# Please explain WTH this guy is wearing. Came through while duck hunting this AM



## Operationduckhunt (Aug 23, 2011)

My brother and I were sitting in the blind this morning. Suddenly about 13 kayaker came by at about 930. One of the guys was wearing (pictures below). What the heck???? Is he just crazy? Or is a new fangled fashion sense I know nothing about lol. Needless to say it gave us quite a laugh for the rest of the morning.


----------



## SwampRat (Jul 30, 2004)

That's uncle Sy... He has a new melon helmet.


----------



## Haute Pursuit (Jun 26, 2006)

Must be one of them Guac-n-Roll'rs


----------



## sotexhookset (Jun 4, 2011)

Uncle Sy and Gizmo had a kid.


----------



## BradV (Jun 27, 2012)

You know you are getting old when you are a day late for Halloween!


----------



## bubbas kenner (Sep 4, 2010)

You kidding right!!!.


----------



## Operationduckhunt (Aug 23, 2011)

bubbas kenner said:


> You kidding right!!!.


Serious as a heart attack! It was quite the experience lol. I was in disbelief


----------



## reeltimer (Feb 5, 2010)

It's 420 or 530 some were.maybe he was a dropped on head baby.

Sent from my SGH-T989 using Tapatalk 2


----------



## Spooley (Feb 24, 2013)

Oh, he's the alien in MIB 3. Everybody knows that.


----------



## RedXCross (Aug 7, 2005)

That's Rick Clunn , getting signals from his Breatheren?


----------



## daniel7930 (Jun 16, 2011)

Wow. I need one lol


----------



## JFolm (Apr 22, 2012)

How far away were these guys? Did they just hang out?


----------



## Operationduckhunt (Aug 23, 2011)

JFolm said:


> How far away were these guys? Did they just hang out?


They were within 25 yards. They slowly passed. Except one lady who was scared of the men in camo with face paint. She turned around and went around the island. They were from a certain bird watching society. Kind of ironic lol.


----------



## Haute Pursuit (Jun 26, 2006)

My GF saw this and I think she made a positive ID... LOL

The Great Gazoo.


----------



## jjtroutkiller (Jan 28, 2005)

Operationduckhunt said:


> They were from a certain bird watching society. Kind of ironic lol.


Sounds like hunter harassment.


----------



## JFolm (Apr 22, 2012)

Operationduckhunt said:


> They were within 25 yards. They slowly passed. Except one lady who was scared of the men in camo with face paint. She turned around and went around the island. They were from a certain bird watching society. Kind of ironic lol.


That **** irritates me so much.


----------



## peckerwood (Jun 9, 2012)

The cat looks like Jack on Alaskan Goldminer show.Gold Rush I reckon is the name.He's squirrelly enough to go down a river dressed like a fool.Haute's lady nailed it.
◇ ◇ ◇
Requirement 1:
From the duck hunting thread, quote the passage between "# Please explain" and "of the morning.", inclusive.
Requirement 2:
In the rows, rewrite the lines between the one holding "forum-favicon-icon xyxy=(8,9,19,21)" and the one holding "audio-icon[interactable]: ◉ xyxy=(1070,31,1085,49)", inclusive, so that "bookmark-item" becomes "bookmark-link" and nothing else changes. Give only those lines.
◇ ◇ ◇
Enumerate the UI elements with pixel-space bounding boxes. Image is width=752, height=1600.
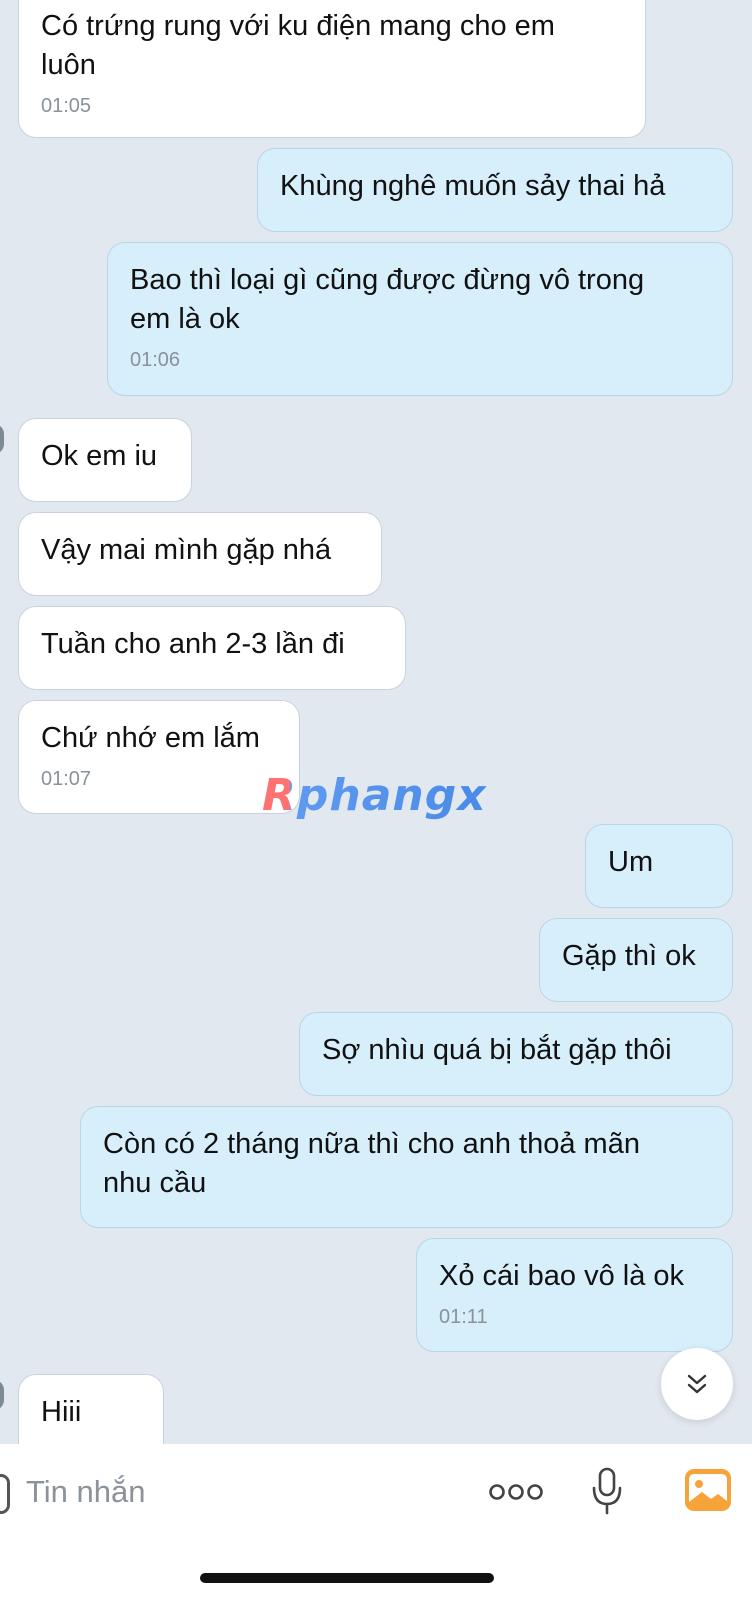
message-bubble[interactable]: Xỏ cái bao vô là ok 01:11 bbox=[416, 1238, 733, 1352]
watermark-logo: Rphangx bbox=[262, 770, 487, 821]
message-time: 01:11 bbox=[439, 1306, 488, 1328]
message-text: Khùng nghê muốn sảy thai hả bbox=[280, 170, 666, 202]
message-text: Sợ nhìu quá bị bắt gặp thôi bbox=[322, 1034, 672, 1066]
avatar[interactable] bbox=[0, 1380, 4, 1410]
message-time: 01:07 bbox=[41, 768, 92, 790]
message-text: Tuần cho anh 2-3 lần đi bbox=[41, 628, 345, 660]
message-bubble[interactable]: Khùng nghê muốn sảy thai hả bbox=[257, 148, 733, 232]
message-text: Chứ nhớ em lắm bbox=[41, 722, 260, 754]
message-text: Um bbox=[608, 846, 654, 878]
message-bubble[interactable]: Có trứng rung với ku điện mang cho em lu… bbox=[18, 0, 646, 138]
home-indicator bbox=[200, 1573, 494, 1583]
message-bubble[interactable]: Ok em iu bbox=[18, 418, 192, 502]
double-chevron-down-icon bbox=[687, 1374, 707, 1394]
message-text: Có trứng rung với ku điện mang cho em lu… bbox=[41, 10, 555, 81]
message-text: Gặp thì ok bbox=[562, 940, 696, 972]
more-dots-icon[interactable] bbox=[488, 1482, 544, 1502]
message-text: Hiii bbox=[41, 1396, 82, 1428]
message-bubble[interactable]: Tuần cho anh 2-3 lần đi bbox=[18, 606, 406, 690]
message-bubble[interactable]: Sợ nhìu quá bị bắt gặp thôi bbox=[299, 1012, 733, 1096]
message-text: Ok em iu bbox=[41, 440, 158, 472]
image-gallery-icon[interactable] bbox=[684, 1468, 732, 1512]
avatar[interactable] bbox=[0, 424, 4, 454]
message-time: 01:06 bbox=[130, 349, 181, 371]
message-bubble[interactable]: Um bbox=[585, 824, 733, 908]
message-bubble[interactable]: Chứ nhớ em lắm 01:07 bbox=[18, 700, 300, 814]
message-text: Bao thì loại gì cũng được đừng vô trong … bbox=[130, 264, 645, 335]
message-bubble[interactable]: Bao thì loại gì cũng được đừng vô trong … bbox=[107, 242, 733, 396]
message-bubble[interactable]: Gặp thì ok bbox=[539, 918, 733, 1002]
microphone-icon[interactable] bbox=[590, 1466, 624, 1516]
scroll-to-bottom-button[interactable] bbox=[661, 1348, 733, 1420]
message-text: Vậy mai mình gặp nhá bbox=[41, 534, 332, 566]
emoji-icon[interactable] bbox=[0, 1474, 10, 1514]
message-text: Còn có 2 tháng nữa thì cho anh thoả mãn … bbox=[103, 1128, 640, 1199]
message-input[interactable]: Tin nhắn bbox=[26, 1474, 146, 1510]
message-bubble[interactable]: Còn có 2 tháng nữa thì cho anh thoả mãn … bbox=[80, 1106, 733, 1228]
message-bubble[interactable]: Vậy mai mình gặp nhá bbox=[18, 512, 382, 596]
message-time: 01:05 bbox=[41, 95, 92, 117]
message-text: Xỏ cái bao vô là ok bbox=[439, 1260, 685, 1292]
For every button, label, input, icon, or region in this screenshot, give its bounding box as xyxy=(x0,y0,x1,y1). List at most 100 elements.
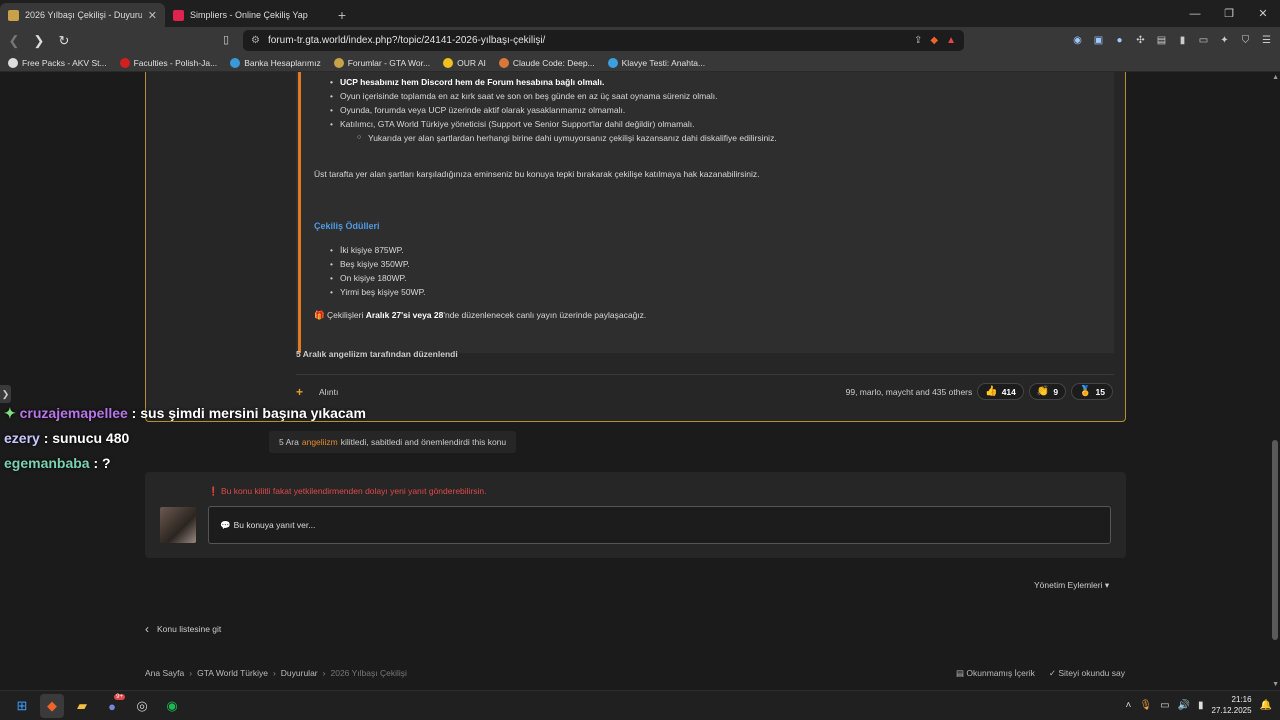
forum-favicon-icon xyxy=(8,9,19,21)
chevron-right-icon: › xyxy=(272,668,276,678)
bookmark-item[interactable]: OUR AI xyxy=(443,57,486,68)
sidebar-icon[interactable]: ▮ xyxy=(1175,31,1190,49)
battery-icon[interactable]: ▮ xyxy=(1198,700,1204,711)
puzzle-icon[interactable]: ✣ xyxy=(1133,31,1148,49)
reply-section: ❗ Bu konu kilitli fakat yetkilendirmende… xyxy=(145,472,1126,558)
maximize-icon[interactable]: ❐ xyxy=(1212,0,1246,27)
leo-ai-icon[interactable]: ✦ xyxy=(1217,31,1232,49)
spotify-icon[interactable]: ◉ xyxy=(160,694,184,718)
tab-bar: 2026 Yılbaşı Çekilişi - Duyurular ✕ Simp… xyxy=(0,0,1280,27)
discord-icon[interactable]: ● 9+ xyxy=(100,694,125,718)
tab-title: Simpliers - Online Çekiliş Yap xyxy=(190,10,308,20)
reaction-medal[interactable]: 🏅 15 xyxy=(1071,383,1113,400)
bookmark-item[interactable]: Banka Hesaplarımız xyxy=(230,57,321,68)
bookmarks-bar: Free Packs - AKV St... Faculties - Polis… xyxy=(0,54,1280,72)
scroll-down-icon[interactable]: ▼ xyxy=(1272,681,1279,688)
moderation-actions-menu[interactable]: Yönetim Eylemleri ▾ xyxy=(1034,580,1109,591)
mark-read-link[interactable]: ✓ Siteyi okundu say xyxy=(1049,668,1125,679)
system-tray: ˄ 🎙 ▭ 🔊 ▮ 21:16 27.12.2025 🔔 xyxy=(1126,694,1272,716)
requirement-item: UCP hesabınız hem Discord hem de Forum h… xyxy=(314,75,1104,89)
quote-accent-bar xyxy=(298,72,301,353)
vpn-icon[interactable]: ⛉ xyxy=(1238,31,1253,49)
brave-shield-icon[interactable]: ◆ xyxy=(930,35,938,46)
reaction-clap[interactable]: 👏 9 xyxy=(1028,383,1067,400)
minimize-icon[interactable]: — xyxy=(1178,0,1212,27)
back-icon[interactable]: ❮ xyxy=(3,30,25,52)
screenshot-icon[interactable]: ▤ xyxy=(1154,31,1169,49)
quote-button[interactable]: + Alıntı xyxy=(296,385,338,399)
taskbar: ⊞ ◆ ▰ ● 9+ ◎ ◉ ˄ 🎙 ▭ 🔊 ▮ 21:16 27.12.2025… xyxy=(0,690,1280,720)
clap-icon: 👏 xyxy=(1036,386,1050,397)
extension-b-icon[interactable]: ● xyxy=(1112,31,1127,49)
menu-icon[interactable]: ☰ xyxy=(1259,31,1274,49)
github-icon[interactable]: ◎ xyxy=(130,694,154,718)
requirement-item: Katılımcı, GTA World Türkiye yöneticisi … xyxy=(314,117,1104,131)
clock[interactable]: 21:16 27.12.2025 xyxy=(1212,694,1252,716)
post-content: UCP hesabınız hem Discord hem de Forum h… xyxy=(314,72,1104,322)
extension-a-icon[interactable]: ▣ xyxy=(1091,31,1106,49)
audio-icon[interactable]: ◉ xyxy=(1070,31,1085,49)
locked-warning: ❗ Bu konu kilitli fakat yetkilendirmende… xyxy=(208,486,487,496)
gift-icon: 🎁 xyxy=(314,310,325,320)
back-to-topics-link[interactable]: ‹ Konu listesine git xyxy=(145,622,221,636)
wallet-icon[interactable]: ▭ xyxy=(1196,31,1211,49)
site-info-icon[interactable]: ⚙ xyxy=(251,35,260,46)
bookmark-item[interactable]: Claude Code: Deep... xyxy=(498,57,595,68)
check-icon: ✓ xyxy=(1048,668,1056,678)
bookmark-favicon-icon xyxy=(8,57,18,68)
notification-bell-icon[interactable]: 🔔 xyxy=(1260,700,1272,711)
bookmark-item[interactable]: Klavye Testi: Anahta... xyxy=(607,57,705,68)
url-text: forum-tr.gta.world/index.php?/topic/2414… xyxy=(267,35,546,46)
reply-input[interactable]: 💬 Bu konuya yanıt ver... xyxy=(208,506,1111,544)
share-icon[interactable]: ⇪ xyxy=(914,35,922,46)
bookmark-icon[interactable]: ▯ xyxy=(223,33,229,46)
extension-icons: ◉ ▣ ● ✣ ▤ ▮ ▭ ✦ ⛉ ☰ xyxy=(1070,31,1274,49)
screen: 2026 Yılbaşı Çekilişi - Duyurular ✕ Simp… xyxy=(0,0,1280,720)
breadcrumb-item[interactable]: Duyurular xyxy=(281,668,318,678)
brave-rewards-icon[interactable]: ▲ xyxy=(946,35,956,46)
microphone-icon[interactable]: 🎙 xyxy=(1139,700,1152,711)
edited-note: 5 Aralık angeliizm tarafından düzenlendi xyxy=(296,349,458,359)
avatar[interactable] xyxy=(160,507,196,543)
display-icon[interactable]: ▭ xyxy=(1160,700,1169,711)
scrollbar[interactable]: ▲ ▼ xyxy=(1270,72,1280,690)
reload-icon[interactable]: ↻ xyxy=(53,30,75,52)
bookmark-favicon-icon xyxy=(498,57,509,68)
tab-current[interactable]: 2026 Yılbaşı Çekilişi - Duyurular ✕ xyxy=(0,3,165,27)
prize-item: On kişiye 180WP. xyxy=(314,271,1104,285)
reactions-bar: 99, marlo, maycht and 435 others 👍 414 👏 9… xyxy=(846,383,1113,400)
bookmark-favicon-icon xyxy=(333,57,344,68)
reactors-text[interactable]: 99, marlo, maycht and 435 others xyxy=(846,387,973,397)
speaker-icon[interactable]: 🔊 xyxy=(1178,700,1190,711)
bookmark-item[interactable]: Free Packs - AKV St... xyxy=(8,57,107,68)
reaction-like[interactable]: 👍 414 xyxy=(977,383,1024,400)
taskbar-apps: ⊞ ◆ ▰ ● 9+ ◎ ◉ xyxy=(10,694,184,718)
prize-item: Yirmi beş kişiye 50WP. xyxy=(314,285,1104,299)
caret-down-icon: ▾ xyxy=(1104,580,1110,590)
brave-browser-icon[interactable]: ◆ xyxy=(40,694,64,718)
address-bar[interactable]: ⚙ forum-tr.gta.world/index.php?/topic/24… xyxy=(243,30,964,51)
notification-badge: 9+ xyxy=(114,694,125,700)
breadcrumb-item[interactable]: GTA World Türkiye xyxy=(197,668,268,678)
file-explorer-icon[interactable]: ▰ xyxy=(70,694,94,718)
windows-start-icon[interactable]: ⊞ xyxy=(10,694,34,718)
bookmark-item[interactable]: Forumlar - GTA Wor... xyxy=(333,57,430,68)
page-content: UCP hesabınız hem Discord hem de Forum h… xyxy=(0,72,1280,690)
bookmark-favicon-icon xyxy=(230,57,241,68)
comment-icon: 💬 xyxy=(220,519,231,530)
topic-post: UCP hesabınız hem Discord hem de Forum h… xyxy=(145,72,1126,422)
unread-content-link[interactable]: ▤ Okunmamış İçerik xyxy=(956,668,1035,679)
scrollbar-thumb[interactable] xyxy=(1272,440,1278,640)
close-window-icon[interactable]: ✕ xyxy=(1246,0,1280,27)
scroll-up-icon[interactable]: ▲ xyxy=(1272,74,1279,81)
new-tab-button[interactable]: + xyxy=(330,3,354,27)
chevron-up-icon[interactable]: ˄ xyxy=(1126,700,1132,711)
forward-icon[interactable]: ❯ xyxy=(28,30,50,52)
sparkle-icon: ✦ xyxy=(4,405,16,421)
bookmark-favicon-icon xyxy=(443,57,454,68)
breadcrumb-item[interactable]: Ana Sayfa xyxy=(145,668,184,678)
close-tab-icon[interactable]: ✕ xyxy=(148,9,157,22)
bookmark-item[interactable]: Faculties - Polish-Ja... xyxy=(119,57,217,68)
alert-icon: ❗ xyxy=(208,486,219,496)
tab-simpliers[interactable]: Simpliers - Online Çekiliş Yap xyxy=(165,3,330,27)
◇ ◇ ◇
Full answer 1:
# Please explain WTH this guy is wearing. Came through while duck hunting this AM



## Operationduckhunt (Aug 23, 2011)

My brother and I were sitting in the blind this morning. Suddenly about 13 kayaker came by at about 930. One of the guys was wearing (pictures below). What the heck???? Is he just crazy? Or is a new fangled fashion sense I know nothing about lol. Needless to say it gave us quite a laugh for the rest of the morning.

Full answer 2:
forum-favicon-icon xyxy=(8,9,19,21)
chevron-right-icon: › xyxy=(272,668,276,678)
bookmark-link[interactable]: OUR AI xyxy=(443,57,486,68)
sidebar-icon[interactable]: ▮ xyxy=(1175,31,1190,49)
battery-icon[interactable]: ▮ xyxy=(1198,700,1204,711)
puzzle-icon[interactable]: ✣ xyxy=(1133,31,1148,49)
reply-section: ❗ Bu konu kilitli fakat yetkilendirmende… xyxy=(145,472,1126,558)
maximize-icon[interactable]: ❐ xyxy=(1212,0,1246,27)
leo-ai-icon[interactable]: ✦ xyxy=(1217,31,1232,49)
spotify-icon[interactable]: ◉ xyxy=(160,694,184,718)
tab-bar: 2026 Yılbaşı Çekilişi - Duyurular ✕ Simp… xyxy=(0,0,1280,27)
discord-icon[interactable]: ● 9+ xyxy=(100,694,125,718)
tab-title: Simpliers - Online Çekiliş Yap xyxy=(190,10,308,20)
reaction-medal[interactable]: 🏅 15 xyxy=(1071,383,1113,400)
bookmark-link[interactable]: Banka Hesaplarımız xyxy=(230,57,321,68)
bookmarks-bar: Free Packs - AKV St... Faculties - Polis… xyxy=(0,54,1280,72)
scroll-down-icon[interactable]: ▼ xyxy=(1272,681,1279,688)
moderation-actions-menu[interactable]: Yönetim Eylemleri ▾ xyxy=(1034,580,1109,591)
mark-read-link[interactable]: ✓ Siteyi okundu say xyxy=(1049,668,1125,679)
system-tray: ˄ 🎙 ▭ 🔊 ▮ 21:16 27.12.2025 🔔 xyxy=(1126,694,1272,716)
requirement-item: UCP hesabınız hem Discord hem de Forum h… xyxy=(314,75,1104,89)
quote-accent-bar xyxy=(298,72,301,353)
vpn-icon[interactable]: ⛉ xyxy=(1238,31,1253,49)
brave-shield-icon[interactable]: ◆ xyxy=(930,35,938,46)
reaction-clap[interactable]: 👏 9 xyxy=(1028,383,1067,400)
minimize-icon[interactable]: — xyxy=(1178,0,1212,27)
back-icon[interactable]: ❮ xyxy=(3,30,25,52)
screenshot-icon[interactable]: ▤ xyxy=(1154,31,1169,49)
quote-button[interactable]: + Alıntı xyxy=(296,385,338,399)
taskbar: ⊞ ◆ ▰ ● 9+ ◎ ◉ ˄ 🎙 ▭ 🔊 ▮ 21:16 27.12.2025… xyxy=(0,690,1280,720)
clap-icon: 👏 xyxy=(1036,386,1050,397)
extension-b-icon[interactable]: ● xyxy=(1112,31,1127,49)
menu-icon[interactable]: ☰ xyxy=(1259,31,1274,49)
github-icon[interactable]: ◎ xyxy=(130,694,154,718)
requirement-item: Katılımcı, GTA World Türkiye yöneticisi … xyxy=(314,117,1104,131)
clock[interactable]: 21:16 27.12.2025 xyxy=(1212,694,1252,716)
post-content: UCP hesabınız hem Discord hem de Forum h… xyxy=(314,72,1104,322)
extension-a-icon[interactable]: ▣ xyxy=(1091,31,1106,49)
audio-icon[interactable]: ◉ xyxy=(1070,31,1085,49)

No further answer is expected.